## Directions for this task
Reproduce each line of the material precisely.

[Records contained in a dataset]
= = = = =

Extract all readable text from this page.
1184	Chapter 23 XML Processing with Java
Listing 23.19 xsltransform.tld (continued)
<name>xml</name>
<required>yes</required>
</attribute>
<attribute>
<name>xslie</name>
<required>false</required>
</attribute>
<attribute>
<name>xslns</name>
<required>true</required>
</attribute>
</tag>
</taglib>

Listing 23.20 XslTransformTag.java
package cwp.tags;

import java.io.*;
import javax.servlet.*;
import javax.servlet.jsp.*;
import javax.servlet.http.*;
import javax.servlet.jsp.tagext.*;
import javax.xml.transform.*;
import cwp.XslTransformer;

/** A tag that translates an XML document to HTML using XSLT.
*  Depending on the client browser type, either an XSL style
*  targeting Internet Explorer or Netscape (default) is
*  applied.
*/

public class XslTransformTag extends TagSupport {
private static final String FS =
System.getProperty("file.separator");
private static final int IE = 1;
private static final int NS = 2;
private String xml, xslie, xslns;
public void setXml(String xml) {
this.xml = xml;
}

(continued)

= = = = =

## Finished exercise
Extract all readable text from this page.
1184	Chapter 23 XML Processing with Java
Listing 23.19 xsltransform.tld (continued)
<name>xml</name>
<required>yes</required>
</attribute>
<attribute>
<name>xslie</name>
<required>false</required>
</attribute>
<attribute>
<name>xslns</name>
<required>true</required>
</attribute>
</tag>
</taglib>

Listing 23.20 XslTransformTag.java
package cwp.tags;

import java.io.*;
import javax.servlet.*;
import javax.servlet.jsp.*;
import javax.servlet.http.*;
import javax.servlet.jsp.tagext.*;
import javax.xml.transform.*;
import cwp.XslTransformer;

/** A tag that translates an XML document to HTML using XSLT.
*  Depending on the client browser type, either an XSL style
*  targeting Internet Explorer or Netscape (default) is
*  applied.
*/

public class XslTransformTag extends TagSupport {
private static final String FS =
System.getProperty("file.separator");
private static final int IE = 1;
private static final int NS = 2;
private String xml, xslie, xslns;
public void setXml(String xml) {
this.xml = xml;
}

(continued)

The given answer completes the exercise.